*EXERCISE*:
Print all entries precisely as they are written.

-- start of PROVIDED ENTRIES --

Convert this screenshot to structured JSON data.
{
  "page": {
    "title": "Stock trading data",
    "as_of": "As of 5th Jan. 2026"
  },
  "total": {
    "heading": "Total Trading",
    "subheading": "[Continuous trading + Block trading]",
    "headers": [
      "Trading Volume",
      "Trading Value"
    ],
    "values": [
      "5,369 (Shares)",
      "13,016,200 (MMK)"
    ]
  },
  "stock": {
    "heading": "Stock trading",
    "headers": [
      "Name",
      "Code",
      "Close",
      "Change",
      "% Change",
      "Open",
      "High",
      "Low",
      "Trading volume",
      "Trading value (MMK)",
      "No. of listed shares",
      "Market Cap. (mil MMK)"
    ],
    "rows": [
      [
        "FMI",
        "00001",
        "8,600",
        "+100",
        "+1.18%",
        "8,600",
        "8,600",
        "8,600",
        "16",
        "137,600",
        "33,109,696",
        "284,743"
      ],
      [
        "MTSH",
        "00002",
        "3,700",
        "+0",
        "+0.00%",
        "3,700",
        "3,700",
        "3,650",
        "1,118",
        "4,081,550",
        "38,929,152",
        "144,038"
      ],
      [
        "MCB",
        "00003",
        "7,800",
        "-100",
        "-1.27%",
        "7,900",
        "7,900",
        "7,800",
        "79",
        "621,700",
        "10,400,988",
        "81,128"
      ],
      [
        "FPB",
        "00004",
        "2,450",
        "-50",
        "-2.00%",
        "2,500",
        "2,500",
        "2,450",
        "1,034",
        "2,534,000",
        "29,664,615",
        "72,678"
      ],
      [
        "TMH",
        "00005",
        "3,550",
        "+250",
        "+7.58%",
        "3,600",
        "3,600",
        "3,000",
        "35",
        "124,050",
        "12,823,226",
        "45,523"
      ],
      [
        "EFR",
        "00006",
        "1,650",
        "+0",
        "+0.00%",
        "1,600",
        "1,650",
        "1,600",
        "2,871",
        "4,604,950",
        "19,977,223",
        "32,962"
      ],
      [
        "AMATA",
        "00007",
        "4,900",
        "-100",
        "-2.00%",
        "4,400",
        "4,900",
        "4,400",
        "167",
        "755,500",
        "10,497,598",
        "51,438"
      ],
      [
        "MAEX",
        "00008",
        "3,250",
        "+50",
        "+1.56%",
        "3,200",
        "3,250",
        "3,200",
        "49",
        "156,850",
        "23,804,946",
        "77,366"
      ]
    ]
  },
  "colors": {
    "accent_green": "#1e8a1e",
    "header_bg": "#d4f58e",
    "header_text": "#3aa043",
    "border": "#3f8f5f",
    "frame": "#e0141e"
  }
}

-- end of PROVIDED ENTRIES --

*COMPLETED TASK*:
Convert this screenshot to structured JSON data.
{
  "page": {
    "title": "Stock trading data",
    "as_of": "As of 5th Jan. 2026"
  },
  "total": {
    "heading": "Total Trading",
    "subheading": "[Continuous trading + Block trading]",
    "headers": [
      "Trading Volume",
      "Trading Value"
    ],
    "values": [
      "5,369 (Shares)",
      "13,016,200 (MMK)"
    ]
  },
  "stock": {
    "heading": "Stock trading",
    "headers": [
      "Name",
      "Code",
      "Close",
      "Change",
      "% Change",
      "Open",
      "High",
      "Low",
      "Trading volume",
      "Trading value (MMK)",
      "No. of listed shares",
      "Market Cap. (mil MMK)"
    ],
    "rows": [
      [
        "FMI",
        "00001",
        "8,600",
        "+100",
        "+1.18%",
        "8,600",
        "8,600",
        "8,600",
        "16",
        "137,600",
        "33,109,696",
        "284,743"
      ],
      [
        "MTSH",
        "00002",
        "3,700",
        "+0",
        "+0.00%",
        "3,700",
        "3,700",
        "3,650",
        "1,118",
        "4,081,550",
        "38,929,152",
        "144,038"
      ],
      [
        "MCB",
        "00003",
        "7,800",
        "-100",
        "-1.27%",
        "7,900",
        "7,900",
        "7,800",
        "79",
        "621,700",
        "10,400,988",
        "81,128"
      ],
      [
        "FPB",
        "00004",
        "2,450",
        "-50",
        "-2.00%",
        "2,500",
        "2,500",
        "2,450",
        "1,034",
        "2,534,000",
        "29,664,615",
        "72,678"
      ],
      [
        "TMH",
        "00005",
        "3,550",
        "+250",
        "+7.58%",
        "3,600",
        "3,600",
        "3,000",
        "35",
        "124,050",
        "12,823,226",
        "45,523"
      ],
      [
        "EFR",
        "00006",
        "1,650",
        "+0",
        "+0.00%",
        "1,600",
        "1,650",
        "1,600",
        "2,871",
        "4,604,950",
        "19,977,223",
        "32,962"
      ],
      [
        "AMATA",
        "00007",
        "4,900",
        "-100",
        "-2.00%",
        "4,400",
        "4,900",
        "4,400",
        "167",
        "755,500",
        "10,497,598",
        "51,438"
      ],
      [
        "MAEX",
        "00008",
        "3,250",
        "+50",
        "+1.56%",
        "3,200",
        "3,250",
        "3,200",
        "49",
        "156,850",
        "23,804,946",
        "77,366"
      ]
    ]
  },
  "colors": {
    "accent_green": "#1e8a1e",
    "header_bg": "#d4f58e",
    "header_text": "#3aa043",
    "border": "#3f8f5f",
    "frame": "#e0141e"
  }
}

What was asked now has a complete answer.